> **The problem**
List all the lines in these records that hold "bioRxiv".

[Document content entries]
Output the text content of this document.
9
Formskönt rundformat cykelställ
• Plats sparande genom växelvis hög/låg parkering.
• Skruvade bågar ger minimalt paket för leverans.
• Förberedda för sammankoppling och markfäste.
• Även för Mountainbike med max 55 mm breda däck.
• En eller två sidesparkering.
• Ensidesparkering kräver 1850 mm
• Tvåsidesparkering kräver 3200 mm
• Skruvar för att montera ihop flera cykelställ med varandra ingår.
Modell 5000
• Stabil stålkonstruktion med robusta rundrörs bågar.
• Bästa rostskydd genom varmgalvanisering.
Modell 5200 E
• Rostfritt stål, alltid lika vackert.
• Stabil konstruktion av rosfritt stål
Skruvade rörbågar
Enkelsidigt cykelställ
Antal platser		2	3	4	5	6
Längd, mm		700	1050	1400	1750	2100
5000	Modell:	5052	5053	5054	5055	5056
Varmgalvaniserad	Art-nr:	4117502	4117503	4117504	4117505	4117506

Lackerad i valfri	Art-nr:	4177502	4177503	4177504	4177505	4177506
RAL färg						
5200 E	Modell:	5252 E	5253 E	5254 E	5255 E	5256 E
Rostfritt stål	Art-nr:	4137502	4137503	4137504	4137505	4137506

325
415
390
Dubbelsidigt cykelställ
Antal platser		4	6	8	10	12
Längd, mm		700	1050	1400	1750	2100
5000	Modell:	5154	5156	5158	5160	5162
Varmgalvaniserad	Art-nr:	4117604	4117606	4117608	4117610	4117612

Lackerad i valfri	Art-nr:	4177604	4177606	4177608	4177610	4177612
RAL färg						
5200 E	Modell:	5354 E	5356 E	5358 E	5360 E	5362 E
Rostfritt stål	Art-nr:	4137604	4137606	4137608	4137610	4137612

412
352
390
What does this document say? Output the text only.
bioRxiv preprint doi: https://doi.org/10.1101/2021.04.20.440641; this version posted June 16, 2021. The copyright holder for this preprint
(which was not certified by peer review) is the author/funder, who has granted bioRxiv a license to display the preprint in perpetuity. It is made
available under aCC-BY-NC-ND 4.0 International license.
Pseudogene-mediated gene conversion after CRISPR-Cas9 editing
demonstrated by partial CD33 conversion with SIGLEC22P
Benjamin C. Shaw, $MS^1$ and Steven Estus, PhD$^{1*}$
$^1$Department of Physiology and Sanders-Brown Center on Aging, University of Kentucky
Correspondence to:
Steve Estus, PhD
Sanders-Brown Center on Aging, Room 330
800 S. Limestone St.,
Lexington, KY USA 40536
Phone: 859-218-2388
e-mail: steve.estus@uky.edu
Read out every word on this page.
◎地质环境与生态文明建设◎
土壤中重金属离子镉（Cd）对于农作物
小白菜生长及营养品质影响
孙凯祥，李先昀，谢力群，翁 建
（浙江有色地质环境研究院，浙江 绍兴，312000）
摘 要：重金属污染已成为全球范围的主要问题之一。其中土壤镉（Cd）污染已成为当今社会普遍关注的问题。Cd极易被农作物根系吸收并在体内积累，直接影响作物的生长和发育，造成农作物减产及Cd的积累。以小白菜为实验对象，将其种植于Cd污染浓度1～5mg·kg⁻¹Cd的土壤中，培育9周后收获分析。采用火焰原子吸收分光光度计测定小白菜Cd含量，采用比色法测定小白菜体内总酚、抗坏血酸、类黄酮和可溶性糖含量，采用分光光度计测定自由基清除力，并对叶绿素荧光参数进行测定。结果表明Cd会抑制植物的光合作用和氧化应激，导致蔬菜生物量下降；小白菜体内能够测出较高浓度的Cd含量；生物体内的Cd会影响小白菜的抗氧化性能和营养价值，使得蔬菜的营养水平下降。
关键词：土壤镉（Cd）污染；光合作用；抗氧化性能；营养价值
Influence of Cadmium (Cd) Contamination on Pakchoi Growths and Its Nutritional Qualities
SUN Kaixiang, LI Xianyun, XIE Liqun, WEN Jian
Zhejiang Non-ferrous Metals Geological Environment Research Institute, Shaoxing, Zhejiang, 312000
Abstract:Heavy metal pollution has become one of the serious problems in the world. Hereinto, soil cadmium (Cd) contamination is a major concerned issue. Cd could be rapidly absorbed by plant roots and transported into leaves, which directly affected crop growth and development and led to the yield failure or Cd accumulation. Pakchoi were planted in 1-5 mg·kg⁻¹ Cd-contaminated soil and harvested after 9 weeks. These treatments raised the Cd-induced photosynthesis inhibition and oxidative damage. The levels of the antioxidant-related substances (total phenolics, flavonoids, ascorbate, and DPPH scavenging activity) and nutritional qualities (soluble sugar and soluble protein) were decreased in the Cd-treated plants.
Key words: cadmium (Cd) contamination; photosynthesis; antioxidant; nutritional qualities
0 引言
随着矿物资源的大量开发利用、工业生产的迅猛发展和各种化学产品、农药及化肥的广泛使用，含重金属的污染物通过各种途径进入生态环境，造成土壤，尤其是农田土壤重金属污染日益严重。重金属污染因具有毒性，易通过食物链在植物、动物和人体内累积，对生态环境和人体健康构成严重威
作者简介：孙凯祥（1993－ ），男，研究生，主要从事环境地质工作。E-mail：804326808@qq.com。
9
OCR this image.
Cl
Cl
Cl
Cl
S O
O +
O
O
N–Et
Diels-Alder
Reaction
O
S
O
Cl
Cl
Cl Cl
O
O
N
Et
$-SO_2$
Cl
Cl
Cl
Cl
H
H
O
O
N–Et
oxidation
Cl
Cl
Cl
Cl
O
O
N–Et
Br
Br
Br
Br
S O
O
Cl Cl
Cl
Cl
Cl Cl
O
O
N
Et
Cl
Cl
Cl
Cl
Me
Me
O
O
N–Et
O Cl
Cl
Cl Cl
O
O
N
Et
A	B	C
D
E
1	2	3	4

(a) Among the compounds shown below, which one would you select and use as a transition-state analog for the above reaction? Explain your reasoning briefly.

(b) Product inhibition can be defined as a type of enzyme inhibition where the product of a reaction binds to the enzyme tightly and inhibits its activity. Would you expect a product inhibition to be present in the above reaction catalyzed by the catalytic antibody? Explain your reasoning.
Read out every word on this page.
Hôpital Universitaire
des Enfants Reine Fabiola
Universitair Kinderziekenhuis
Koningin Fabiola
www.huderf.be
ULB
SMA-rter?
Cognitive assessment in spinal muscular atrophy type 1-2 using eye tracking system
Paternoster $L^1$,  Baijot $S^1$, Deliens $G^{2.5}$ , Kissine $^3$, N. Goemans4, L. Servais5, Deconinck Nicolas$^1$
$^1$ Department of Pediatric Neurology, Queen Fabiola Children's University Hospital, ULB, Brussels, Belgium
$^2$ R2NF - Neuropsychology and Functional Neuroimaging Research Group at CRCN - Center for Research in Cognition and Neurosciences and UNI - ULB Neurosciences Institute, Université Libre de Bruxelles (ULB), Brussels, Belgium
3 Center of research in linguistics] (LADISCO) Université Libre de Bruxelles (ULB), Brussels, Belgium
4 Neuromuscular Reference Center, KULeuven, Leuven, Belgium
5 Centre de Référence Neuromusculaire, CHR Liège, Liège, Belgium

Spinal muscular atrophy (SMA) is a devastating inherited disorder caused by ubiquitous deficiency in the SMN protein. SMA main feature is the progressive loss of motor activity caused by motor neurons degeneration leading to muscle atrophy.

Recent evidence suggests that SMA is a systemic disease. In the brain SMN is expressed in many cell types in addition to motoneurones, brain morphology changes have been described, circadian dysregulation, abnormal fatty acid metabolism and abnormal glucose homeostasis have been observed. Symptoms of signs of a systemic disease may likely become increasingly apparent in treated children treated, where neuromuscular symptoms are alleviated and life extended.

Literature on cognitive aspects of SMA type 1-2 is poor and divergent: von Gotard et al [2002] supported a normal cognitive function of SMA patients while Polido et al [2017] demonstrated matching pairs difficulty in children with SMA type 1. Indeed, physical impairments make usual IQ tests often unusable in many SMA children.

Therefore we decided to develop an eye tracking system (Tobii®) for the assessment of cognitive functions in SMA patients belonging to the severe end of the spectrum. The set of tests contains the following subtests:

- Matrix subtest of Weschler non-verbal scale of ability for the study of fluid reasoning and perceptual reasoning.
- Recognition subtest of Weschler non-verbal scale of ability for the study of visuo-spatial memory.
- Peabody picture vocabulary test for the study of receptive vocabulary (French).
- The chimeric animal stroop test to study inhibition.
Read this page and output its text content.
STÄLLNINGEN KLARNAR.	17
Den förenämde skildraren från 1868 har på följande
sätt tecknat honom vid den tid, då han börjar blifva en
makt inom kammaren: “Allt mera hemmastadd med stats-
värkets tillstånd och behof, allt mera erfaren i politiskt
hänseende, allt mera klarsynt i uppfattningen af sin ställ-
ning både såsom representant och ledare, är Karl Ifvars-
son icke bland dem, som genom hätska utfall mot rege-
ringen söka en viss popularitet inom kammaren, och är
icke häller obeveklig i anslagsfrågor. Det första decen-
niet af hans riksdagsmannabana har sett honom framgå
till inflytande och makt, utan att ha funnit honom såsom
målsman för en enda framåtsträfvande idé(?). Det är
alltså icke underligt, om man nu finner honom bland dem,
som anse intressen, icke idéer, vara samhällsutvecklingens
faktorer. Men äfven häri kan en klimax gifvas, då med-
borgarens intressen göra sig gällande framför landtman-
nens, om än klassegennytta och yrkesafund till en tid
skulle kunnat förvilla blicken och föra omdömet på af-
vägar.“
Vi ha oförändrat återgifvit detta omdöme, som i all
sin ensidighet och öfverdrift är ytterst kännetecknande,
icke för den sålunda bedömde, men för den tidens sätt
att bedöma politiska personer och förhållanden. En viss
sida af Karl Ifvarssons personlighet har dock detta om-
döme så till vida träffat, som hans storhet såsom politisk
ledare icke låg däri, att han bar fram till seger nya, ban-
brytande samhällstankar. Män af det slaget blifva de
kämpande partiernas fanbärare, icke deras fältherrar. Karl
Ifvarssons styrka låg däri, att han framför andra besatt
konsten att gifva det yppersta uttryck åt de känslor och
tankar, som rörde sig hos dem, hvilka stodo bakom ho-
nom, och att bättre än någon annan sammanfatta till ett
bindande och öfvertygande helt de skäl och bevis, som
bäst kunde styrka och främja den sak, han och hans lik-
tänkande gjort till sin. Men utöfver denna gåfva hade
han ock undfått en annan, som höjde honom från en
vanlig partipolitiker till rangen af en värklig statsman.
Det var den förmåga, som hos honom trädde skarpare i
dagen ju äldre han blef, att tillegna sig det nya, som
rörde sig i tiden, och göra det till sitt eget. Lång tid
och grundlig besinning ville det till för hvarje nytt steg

> **Result for this task**
bioRxiv preprint doi: https://doi.org/10.1101/2021.04.20.440641; this version posted June 16, 2021. The copyright holder for this preprint
(which was not certified by peer review) is the author/funder, who has granted bioRxiv a license to display the preprint in perpetuity. It is made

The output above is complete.